WHAT NEEDS TO BE DONE:
Images excluded, repeat each entry below exactly.

┄┄┄┄┄┄┄┄┄┄┄┄┄┄┄┄┄┄┄┄

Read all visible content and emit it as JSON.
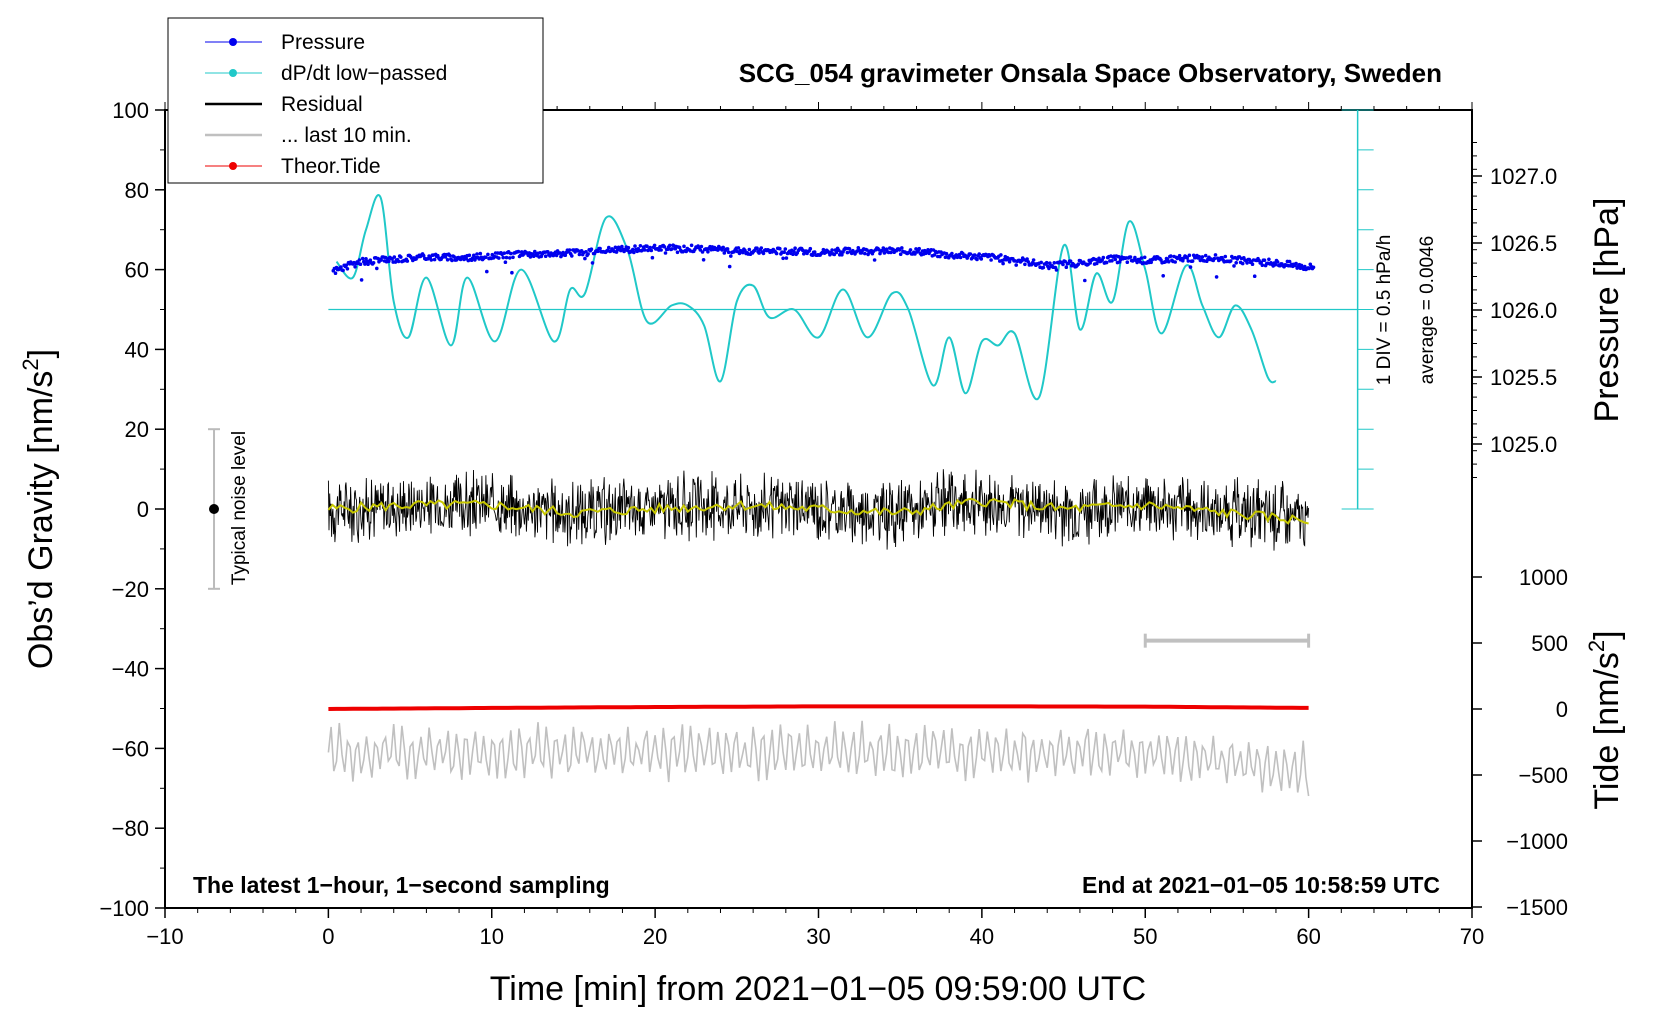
{
  "chart_data": {
    "type": "line",
    "title": "SCG_054 gravimeter Onsala Space Observatory, Sweden",
    "xlabel": "Time [min] from 2021−01−05 09:59:00 UTC",
    "ylabel_left": "Obs’d Gravity [nm/s",
    "ylabel_left_sup": "2",
    "ylabel_left_close": "]",
    "ylabel_right_top": "Pressure [hPa]",
    "ylabel_right_bottom": "Tide [nm/s",
    "ylabel_right_bottom_sup": "2",
    "ylabel_right_bottom_close": "]",
    "xlim": [
      -10,
      70
    ],
    "ylim": [
      -100,
      100
    ],
    "x_ticks": [
      "−10",
      "0",
      "10",
      "20",
      "30",
      "40",
      "50",
      "60",
      "70"
    ],
    "y_ticks": [
      "100",
      "80",
      "60",
      "40",
      "20",
      "0",
      "−20",
      "−40",
      "−60",
      "−80",
      "−100"
    ],
    "pressure_ticks": [
      "1027.0",
      "1026.5",
      "1026.0",
      "1025.5",
      "1025.0"
    ],
    "pressure_tick_values": [
      1027.0,
      1026.5,
      1026.0,
      1025.5,
      1025.0
    ],
    "tide_ticks": [
      "1000",
      "500",
      "0",
      "−500",
      "−1000",
      "−1500"
    ],
    "tide_tick_values": [
      1000,
      500,
      0,
      -500,
      -1000,
      -1500
    ],
    "legend": [
      {
        "label": "Pressure",
        "color": "#0000ee",
        "marker": true
      },
      {
        "label": "dP/dt low−passed",
        "color": "#20c8c8",
        "marker": true
      },
      {
        "label": "Residual",
        "color": "#000000",
        "marker": false
      },
      {
        "label": "... last 10 min.",
        "color": "#c0c0c0",
        "marker": false
      },
      {
        "label": "Theor.Tide",
        "color": "#ee0000",
        "marker": true
      }
    ],
    "note_left": "The latest 1−hour, 1−second sampling",
    "note_right": "End at 2021−01−05 10:58:59 UTC",
    "noise_label": "Typical noise level",
    "noise_bar": {
      "x": -7,
      "center": 0,
      "half_range": 20
    },
    "dpdt_scale_label": "1 DIV = 0.5 hPa/h",
    "dpdt_average_label": "average = 0.0046",
    "dpdt_scale_axis": {
      "x": 63,
      "y_range": [
        0,
        100
      ],
      "baseline": 50
    },
    "last10_range": [
      50,
      60
    ],
    "last10_level": -33,
    "series": [
      {
        "name": "Pressure",
        "unit": "hPa",
        "x": [
          0,
          2,
          4,
          6,
          8,
          10,
          12,
          14,
          16,
          18,
          20,
          22,
          24,
          26,
          28,
          30,
          32,
          34,
          36,
          38,
          40,
          42,
          44,
          46,
          48,
          50,
          52,
          54,
          56,
          58,
          60
        ],
        "values": [
          1026.28,
          1026.36,
          1026.38,
          1026.4,
          1026.39,
          1026.4,
          1026.42,
          1026.42,
          1026.43,
          1026.45,
          1026.46,
          1026.46,
          1026.45,
          1026.44,
          1026.44,
          1026.43,
          1026.44,
          1026.44,
          1026.44,
          1026.41,
          1026.4,
          1026.38,
          1026.33,
          1026.35,
          1026.38,
          1026.37,
          1026.38,
          1026.39,
          1026.37,
          1026.35,
          1026.32
        ]
      },
      {
        "name": "dP/dt low−passed",
        "unit": "nm/s2 plot units",
        "x": [
          0.5,
          1.5,
          2.3,
          3.2,
          4.0,
          4.9,
          6.0,
          7.5,
          8.5,
          10.2,
          11.8,
          13.8,
          14.8,
          15.7,
          17.0,
          18.3,
          19.5,
          21.0,
          22.0,
          23.0,
          24.0,
          25.0,
          26.0,
          27.0,
          28.5,
          30.0,
          31.5,
          33.0,
          34.5,
          35.5,
          37.0,
          38.0,
          39.0,
          40.0,
          41.0,
          42.0,
          43.5,
          45.0,
          46.0,
          47.0,
          48.0,
          49.0,
          50.0,
          51.0,
          52.5,
          53.5,
          54.5,
          55.5,
          56.5,
          57.5,
          58.0
        ],
        "values": [
          62,
          58,
          70,
          78,
          52,
          43,
          58,
          41,
          58,
          42,
          60,
          42,
          55,
          54,
          73,
          65,
          47,
          51,
          51,
          46,
          32,
          52,
          56,
          48,
          50,
          43,
          55,
          43,
          54,
          50,
          31,
          43,
          29,
          42,
          41,
          44,
          28,
          66,
          45,
          59,
          52,
          72,
          60,
          44,
          61,
          51,
          43,
          51,
          45,
          33,
          32
        ]
      },
      {
        "name": "Residual",
        "unit": "nm/s2",
        "x": [
          0,
          5,
          10,
          15,
          20,
          25,
          30,
          35,
          40,
          45,
          50,
          55,
          60
        ],
        "values": [
          0,
          1,
          1,
          -1,
          0,
          1,
          0,
          -1,
          2,
          0,
          1,
          -1,
          -3
        ],
        "amplitude": 8
      },
      {
        "name": "... last 10 min.",
        "unit": "nm/s2",
        "x": [
          0,
          10,
          20,
          30,
          40,
          50,
          60
        ],
        "values": [
          -61,
          -61,
          -61,
          -61,
          -61,
          -61,
          -66
        ],
        "amplitude": 8
      },
      {
        "name": "Theor.Tide",
        "unit": "nm/s2 tide axis",
        "x": [
          0,
          10,
          20,
          30,
          40,
          50,
          60
        ],
        "values": [
          0,
          8,
          15,
          20,
          20,
          18,
          8
        ]
      }
    ]
  },
  "colors": {
    "pressure": "#0000ee",
    "dpdt": "#20c8c8",
    "residual": "#000000",
    "residual_smooth": "#c8c800",
    "last10": "#c0c0c0",
    "tide": "#ee0000",
    "axis": "#000000"
  }
}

┄┄┄┄┄┄┄┄┄┄┄┄┄┄┄┄┄┄┄┄

WRITTEN ANSWER:
Read all visible content and emit it as JSON.
{
  "chart_data": {
    "type": "line",
    "title": "SCG_054 gravimeter Onsala Space Observatory, Sweden",
    "xlabel": "Time [min] from 2021−01−05 09:59:00 UTC",
    "ylabel_left": "Obs’d Gravity [nm/s",
    "ylabel_left_sup": "2",
    "ylabel_left_close": "]",
    "ylabel_right_top": "Pressure [hPa]",
    "ylabel_right_bottom": "Tide [nm/s",
    "ylabel_right_bottom_sup": "2",
    "ylabel_right_bottom_close": "]",
    "xlim": [
      -10,
      70
    ],
    "ylim": [
      -100,
      100
    ],
    "x_ticks": [
      "−10",
      "0",
      "10",
      "20",
      "30",
      "40",
      "50",
      "60",
      "70"
    ],
    "y_ticks": [
      "100",
      "80",
      "60",
      "40",
      "20",
      "0",
      "−20",
      "−40",
      "−60",
      "−80",
      "−100"
    ],
    "pressure_ticks": [
      "1027.0",
      "1026.5",
      "1026.0",
      "1025.5",
      "1025.0"
    ],
    "pressure_tick_values": [
      1027.0,
      1026.5,
      1026.0,
      1025.5,
      1025.0
    ],
    "tide_ticks": [
      "1000",
      "500",
      "0",
      "−500",
      "−1000",
      "−1500"
    ],
    "tide_tick_values": [
      1000,
      500,
      0,
      -500,
      -1000,
      -1500
    ],
    "legend": [
      {
        "label": "Pressure",
        "color": "#0000ee",
        "marker": true
      },
      {
        "label": "dP/dt low−passed",
        "color": "#20c8c8",
        "marker": true
      },
      {
        "label": "Residual",
        "color": "#000000",
        "marker": false
      },
      {
        "label": "... last 10 min.",
        "color": "#c0c0c0",
        "marker": false
      },
      {
        "label": "Theor.Tide",
        "color": "#ee0000",
        "marker": true
      }
    ],
    "note_left": "The latest 1−hour, 1−second sampling",
    "note_right": "End at 2021−01−05 10:58:59 UTC",
    "noise_label": "Typical noise level",
    "noise_bar": {
      "x": -7,
      "center": 0,
      "half_range": 20
    },
    "dpdt_scale_label": "1 DIV = 0.5 hPa/h",
    "dpdt_average_label": "average = 0.0046",
    "dpdt_scale_axis": {
      "x": 63,
      "y_range": [
        0,
        100
      ],
      "baseline": 50
    },
    "last10_range": [
      50,
      60
    ],
    "last10_level": -33,
    "series": [
      {
        "name": "Pressure",
        "unit": "hPa",
        "x": [
          0,
          2,
          4,
          6,
          8,
          10,
          12,
          14,
          16,
          18,
          20,
          22,
          24,
          26,
          28,
          30,
          32,
          34,
          36,
          38,
          40,
          42,
          44,
          46,
          48,
          50,
          52,
          54,
          56,
          58,
          60
        ],
        "values": [
          1026.28,
          1026.36,
          1026.38,
          1026.4,
          1026.39,
          1026.4,
          1026.42,
          1026.42,
          1026.43,
          1026.45,
          1026.46,
          1026.46,
          1026.45,
          1026.44,
          1026.44,
          1026.43,
          1026.44,
          1026.44,
          1026.44,
          1026.41,
          1026.4,
          1026.38,
          1026.33,
          1026.35,
          1026.38,
          1026.37,
          1026.38,
          1026.39,
          1026.37,
          1026.35,
          1026.32
        ]
      },
      {
        "name": "dP/dt low−passed",
        "unit": "nm/s2 plot units",
        "x": [
          0.5,
          1.5,
          2.3,
          3.2,
          4.0,
          4.9,
          6.0,
          7.5,
          8.5,
          10.2,
          11.8,
          13.8,
          14.8,
          15.7,
          17.0,
          18.3,
          19.5,
          21.0,
          22.0,
          23.0,
          24.0,
          25.0,
          26.0,
          27.0,
          28.5,
          30.0,
          31.5,
          33.0,
          34.5,
          35.5,
          37.0,
          38.0,
          39.0,
          40.0,
          41.0,
          42.0,
          43.5,
          45.0,
          46.0,
          47.0,
          48.0,
          49.0,
          50.0,
          51.0,
          52.5,
          53.5,
          54.5,
          55.5,
          56.5,
          57.5,
          58.0
        ],
        "values": [
          62,
          58,
          70,
          78,
          52,
          43,
          58,
          41,
          58,
          42,
          60,
          42,
          55,
          54,
          73,
          65,
          47,
          51,
          51,
          46,
          32,
          52,
          56,
          48,
          50,
          43,
          55,
          43,
          54,
          50,
          31,
          43,
          29,
          42,
          41,
          44,
          28,
          66,
          45,
          59,
          52,
          72,
          60,
          44,
          61,
          51,
          43,
          51,
          45,
          33,
          32
        ]
      },
      {
        "name": "Residual",
        "unit": "nm/s2",
        "x": [
          0,
          5,
          10,
          15,
          20,
          25,
          30,
          35,
          40,
          45,
          50,
          55,
          60
        ],
        "values": [
          0,
          1,
          1,
          -1,
          0,
          1,
          0,
          -1,
          2,
          0,
          1,
          -1,
          -3
        ],
        "amplitude": 8
      },
      {
        "name": "... last 10 min.",
        "unit": "nm/s2",
        "x": [
          0,
          10,
          20,
          30,
          40,
          50,
          60
        ],
        "values": [
          -61,
          -61,
          -61,
          -61,
          -61,
          -61,
          -66
        ],
        "amplitude": 8
      },
      {
        "name": "Theor.Tide",
        "unit": "nm/s2 tide axis",
        "x": [
          0,
          10,
          20,
          30,
          40,
          50,
          60
        ],
        "values": [
          0,
          8,
          15,
          20,
          20,
          18,
          8
        ]
      }
    ]
  },
  "colors": {
    "pressure": "#0000ee",
    "dpdt": "#20c8c8",
    "residual": "#000000",
    "residual_smooth": "#c8c800",
    "last10": "#c0c0c0",
    "tide": "#ee0000",
    "axis": "#000000"
  }
}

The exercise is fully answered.